- [TEXT]
Mit Durchsetzbarkeit dieses Bescheides sind Sie verpflichtet aus dem Schengenraum in ihr Herkunftsland oder einen anderen Drittstaat auszureisen. Gemäß § 55 FPG ist dazu in dieser Entscheidung über eine Frist für die freiwillige Ausreise zu entscheiden.

 

Gemäß § 55 Abs 2 FPG wird eine Frist von 14 Tagen für die freiwillige Ausreise gewährt.

 

Wenn sie nicht freiwillig ausreisen, werden sie abgeschoben werden und können später die Verkürzung ihres Einreiseverbots nicht beantragen. Die Rückkehrentscheidung wird spätestens mit Eintritt der Rechtskraft durchsetzbar. Sie haben dann unverzüglich bzw. nach Ablauf einer allenfalls zuerkannten Frist für die freiwillige Ausreise gemäß § 55 FPG auszureisen.

 

2. Gegen den Bescheid der belangten Behörde, dem Bw im Wege des Vereins X Oberösterreich (X) zugestellt am 21. August 2012, erhob der Bw mit Telefax vom 31. August 2012 rechtzeitig das Rechtsmittel der Berufung.

 

Einleitend stellt der Bw die Anträge, die Berufungsbehörde möge

 

 

1.                 den angefochtenen Bescheid zur Gänze ersatzlos beheben und damit die gegen mich erlassene Rückkehrentscheidung und das auf 10 Jahre befristete Einreiseverbot aufheben;

 

2.                 in eventu den angefochtenen Bescheid zur Gänze beheben und zur neuerlichen Verhandlung und Erlassung eines neuen Bescheides an die erste Instanz zurückverweisen;

 

3.                in eventu die Befristung des Einreiseverbotes von 10 Jahren herabsetzen.

- [ARBEITSAUFTRAG A] Sammle aus den Datensätzen unten jede Zeile, in der die Zeichenfolge "pencil" vorkommt.

- [EINGABEMATERIAL]
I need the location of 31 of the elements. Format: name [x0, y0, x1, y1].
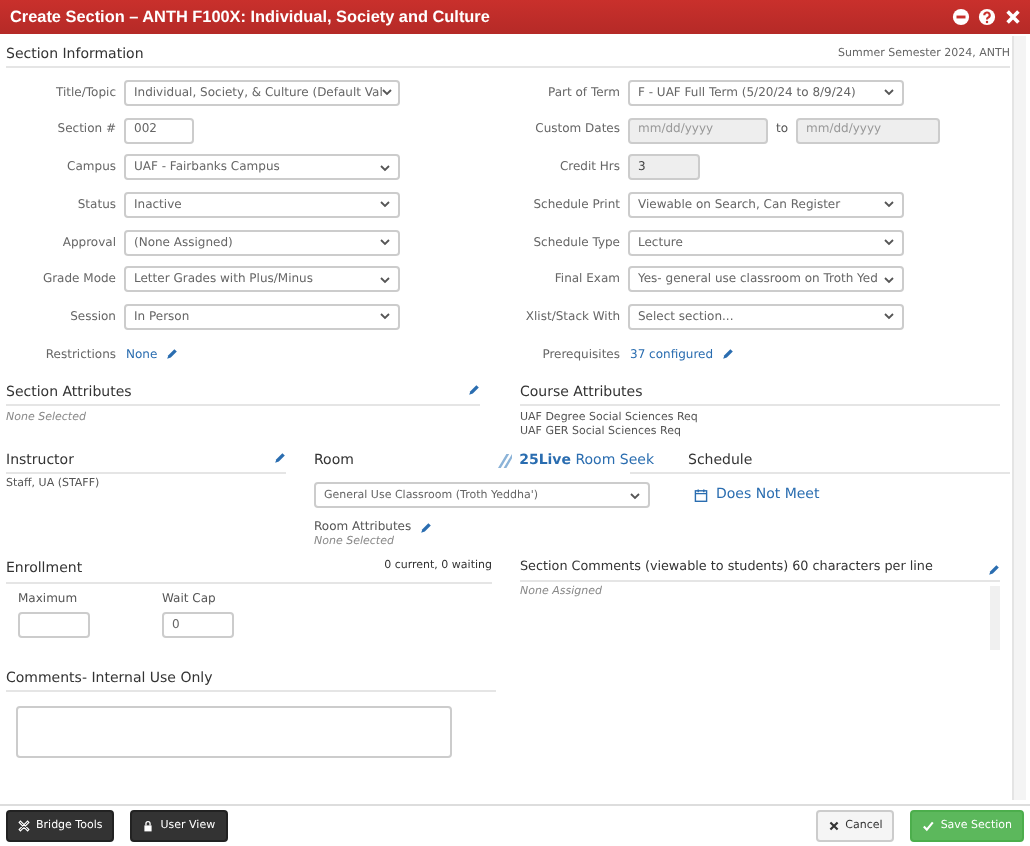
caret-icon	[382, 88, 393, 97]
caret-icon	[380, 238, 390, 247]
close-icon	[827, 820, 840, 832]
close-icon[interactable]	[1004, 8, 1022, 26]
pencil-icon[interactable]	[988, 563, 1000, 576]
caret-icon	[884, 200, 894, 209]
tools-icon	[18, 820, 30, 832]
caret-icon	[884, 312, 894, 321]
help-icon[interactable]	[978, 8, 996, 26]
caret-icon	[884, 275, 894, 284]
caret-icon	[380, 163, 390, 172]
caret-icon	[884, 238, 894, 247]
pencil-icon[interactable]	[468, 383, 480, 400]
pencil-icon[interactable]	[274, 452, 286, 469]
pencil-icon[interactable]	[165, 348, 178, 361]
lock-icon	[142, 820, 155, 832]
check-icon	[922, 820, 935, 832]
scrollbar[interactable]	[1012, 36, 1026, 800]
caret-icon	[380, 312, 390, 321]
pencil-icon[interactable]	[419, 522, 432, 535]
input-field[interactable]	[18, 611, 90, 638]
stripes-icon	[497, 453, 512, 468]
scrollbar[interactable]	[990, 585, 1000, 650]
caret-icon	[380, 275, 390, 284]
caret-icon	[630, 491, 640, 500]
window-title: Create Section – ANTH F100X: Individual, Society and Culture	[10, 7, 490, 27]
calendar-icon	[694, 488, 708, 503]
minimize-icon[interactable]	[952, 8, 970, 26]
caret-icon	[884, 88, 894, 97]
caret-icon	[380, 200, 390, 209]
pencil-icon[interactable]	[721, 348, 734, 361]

- [ARBEITSAUFTRAG B] Wie lang ist laut dem Text die Frist für die freiwillige Ausreise?

- [ANTWORT A]
pencil-icon[interactable]	[988, 563, 1000, 576]
pencil-icon[interactable]	[468, 383, 480, 400]
pencil-icon[interactable]	[274, 452, 286, 469]
pencil-icon[interactable]	[165, 348, 178, 361]
pencil-icon[interactable]	[419, 522, 432, 535]
pencil-icon[interactable]	[721, 348, 734, 361]

- [ANTWORT B] Die Frist beträgt 14 Tage.